** Begin **
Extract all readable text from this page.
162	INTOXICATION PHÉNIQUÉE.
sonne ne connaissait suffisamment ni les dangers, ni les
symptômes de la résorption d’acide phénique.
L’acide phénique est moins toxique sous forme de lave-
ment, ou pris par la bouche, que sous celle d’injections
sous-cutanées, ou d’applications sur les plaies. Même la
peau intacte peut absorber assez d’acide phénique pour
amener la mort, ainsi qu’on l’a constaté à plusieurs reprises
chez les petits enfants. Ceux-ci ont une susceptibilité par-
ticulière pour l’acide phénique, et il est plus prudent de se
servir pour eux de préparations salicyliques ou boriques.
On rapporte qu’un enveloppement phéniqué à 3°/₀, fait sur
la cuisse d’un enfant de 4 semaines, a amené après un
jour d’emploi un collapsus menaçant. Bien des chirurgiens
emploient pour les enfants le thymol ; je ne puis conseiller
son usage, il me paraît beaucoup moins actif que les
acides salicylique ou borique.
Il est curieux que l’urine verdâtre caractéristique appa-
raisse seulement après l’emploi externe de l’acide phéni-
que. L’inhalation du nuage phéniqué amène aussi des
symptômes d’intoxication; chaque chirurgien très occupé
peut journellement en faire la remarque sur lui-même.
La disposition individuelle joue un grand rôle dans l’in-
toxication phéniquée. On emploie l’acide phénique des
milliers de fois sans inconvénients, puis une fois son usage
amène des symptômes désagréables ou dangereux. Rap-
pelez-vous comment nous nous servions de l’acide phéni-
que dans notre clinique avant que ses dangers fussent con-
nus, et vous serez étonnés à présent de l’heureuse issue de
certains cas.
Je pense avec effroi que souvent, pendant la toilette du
** End **
** Begin **
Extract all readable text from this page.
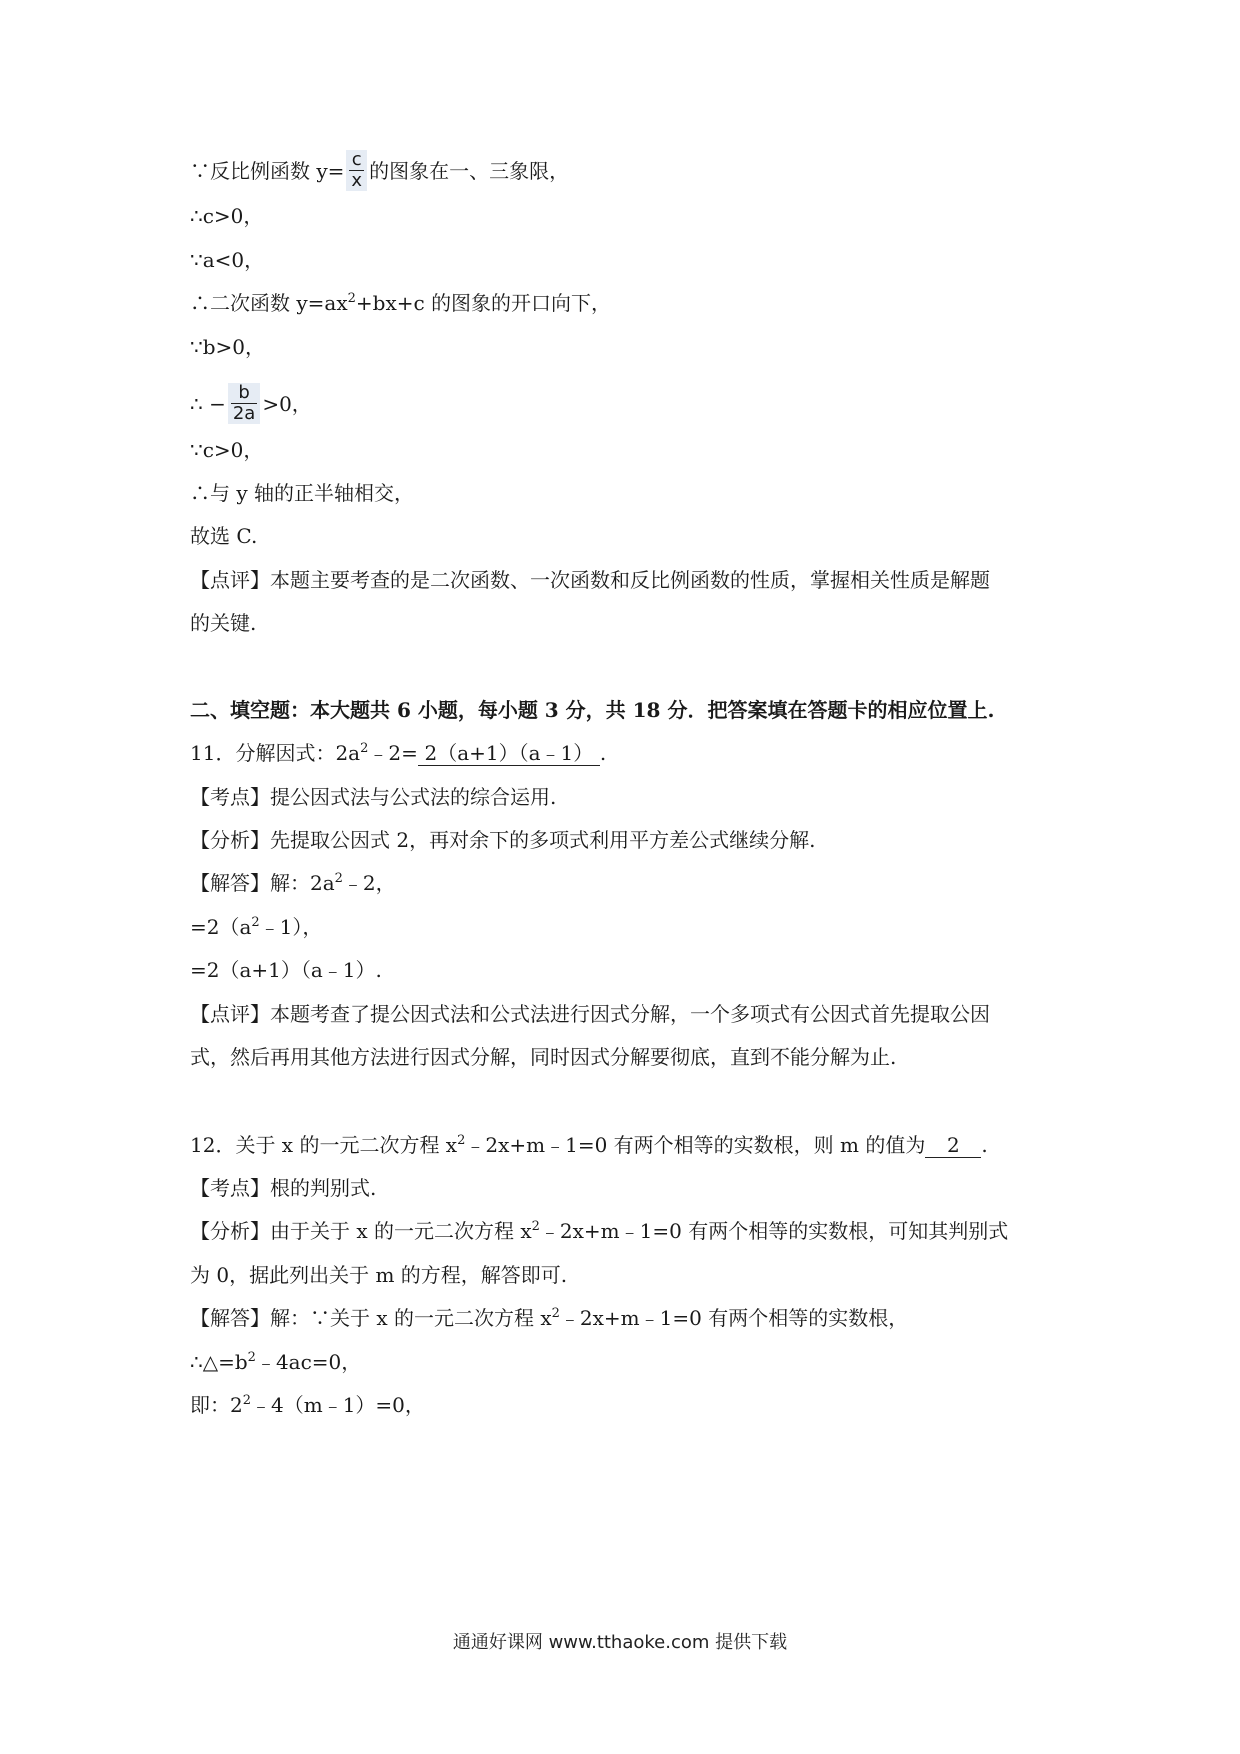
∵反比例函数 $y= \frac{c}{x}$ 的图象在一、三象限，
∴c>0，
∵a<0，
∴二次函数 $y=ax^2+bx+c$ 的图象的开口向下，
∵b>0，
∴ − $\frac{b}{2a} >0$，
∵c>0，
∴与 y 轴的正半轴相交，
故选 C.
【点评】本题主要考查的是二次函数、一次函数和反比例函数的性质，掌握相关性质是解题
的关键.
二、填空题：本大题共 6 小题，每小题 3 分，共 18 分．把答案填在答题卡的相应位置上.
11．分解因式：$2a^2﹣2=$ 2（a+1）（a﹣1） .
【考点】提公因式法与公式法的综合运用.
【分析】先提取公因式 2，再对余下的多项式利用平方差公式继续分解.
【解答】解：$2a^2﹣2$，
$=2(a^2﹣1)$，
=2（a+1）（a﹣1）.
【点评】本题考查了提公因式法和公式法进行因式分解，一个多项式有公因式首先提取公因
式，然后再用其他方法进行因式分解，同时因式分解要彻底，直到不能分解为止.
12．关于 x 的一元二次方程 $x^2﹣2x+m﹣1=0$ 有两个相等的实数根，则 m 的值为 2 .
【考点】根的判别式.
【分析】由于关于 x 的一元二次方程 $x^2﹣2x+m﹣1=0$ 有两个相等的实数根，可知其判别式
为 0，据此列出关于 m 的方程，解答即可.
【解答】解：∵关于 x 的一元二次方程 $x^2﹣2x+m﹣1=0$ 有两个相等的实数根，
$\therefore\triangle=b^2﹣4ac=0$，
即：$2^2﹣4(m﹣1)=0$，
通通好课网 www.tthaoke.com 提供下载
** End **
● YOUR TASK: Pull out every line of the records above that contains the word "après".

● IN RESPONSE:
la cuisse d’un enfant de 4 semaines, a amené après un
raisse seulement après l’emploi externe de l’acide phéni-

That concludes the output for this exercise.